» What is asked
Skip the pictures and quote all of the lines exactly.

» Dataset records

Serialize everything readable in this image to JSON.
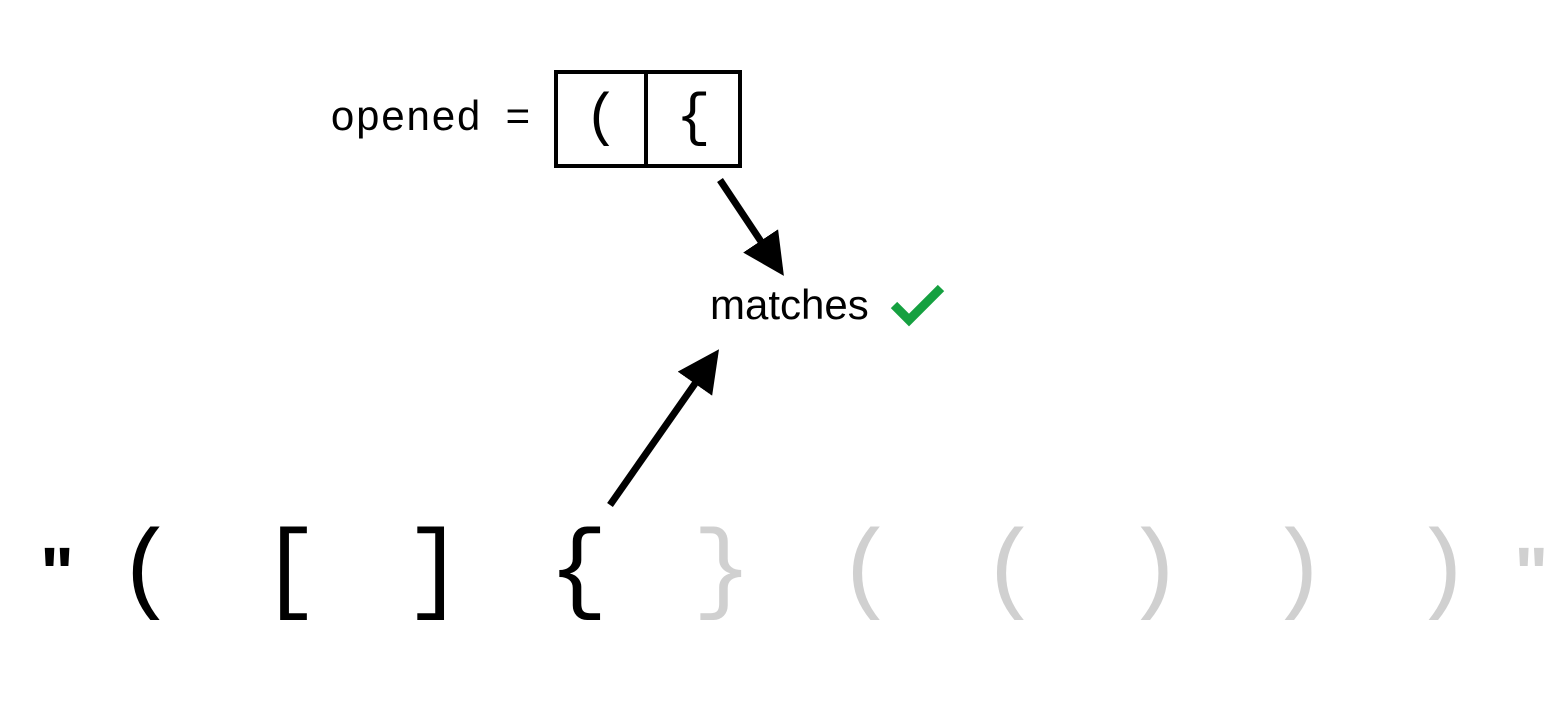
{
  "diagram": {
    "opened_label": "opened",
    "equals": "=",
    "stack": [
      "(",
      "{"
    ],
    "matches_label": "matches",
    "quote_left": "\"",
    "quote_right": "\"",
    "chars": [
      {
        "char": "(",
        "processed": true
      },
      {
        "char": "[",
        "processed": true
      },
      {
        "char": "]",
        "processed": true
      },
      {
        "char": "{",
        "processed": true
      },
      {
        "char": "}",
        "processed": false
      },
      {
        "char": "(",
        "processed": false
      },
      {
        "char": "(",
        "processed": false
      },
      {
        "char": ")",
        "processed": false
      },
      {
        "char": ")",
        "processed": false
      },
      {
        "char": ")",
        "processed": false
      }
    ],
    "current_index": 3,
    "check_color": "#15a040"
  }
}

» Correct answer
Serialize everything readable in this image to JSON.
{
  "diagram": {
    "opened_label": "opened",
    "equals": "=",
    "stack": [
      "(",
      "{"
    ],
    "matches_label": "matches",
    "quote_left": "\"",
    "quote_right": "\"",
    "chars": [
      {
        "char": "(",
        "processed": true
      },
      {
        "char": "[",
        "processed": true
      },
      {
        "char": "]",
        "processed": true
      },
      {
        "char": "{",
        "processed": true
      },
      {
        "char": "}",
        "processed": false
      },
      {
        "char": "(",
        "processed": false
      },
      {
        "char": "(",
        "processed": false
      },
      {
        "char": ")",
        "processed": false
      },
      {
        "char": ")",
        "processed": false
      },
      {
        "char": ")",
        "processed": false
      }
    ],
    "current_index": 3,
    "check_color": "#15a040"
  }
}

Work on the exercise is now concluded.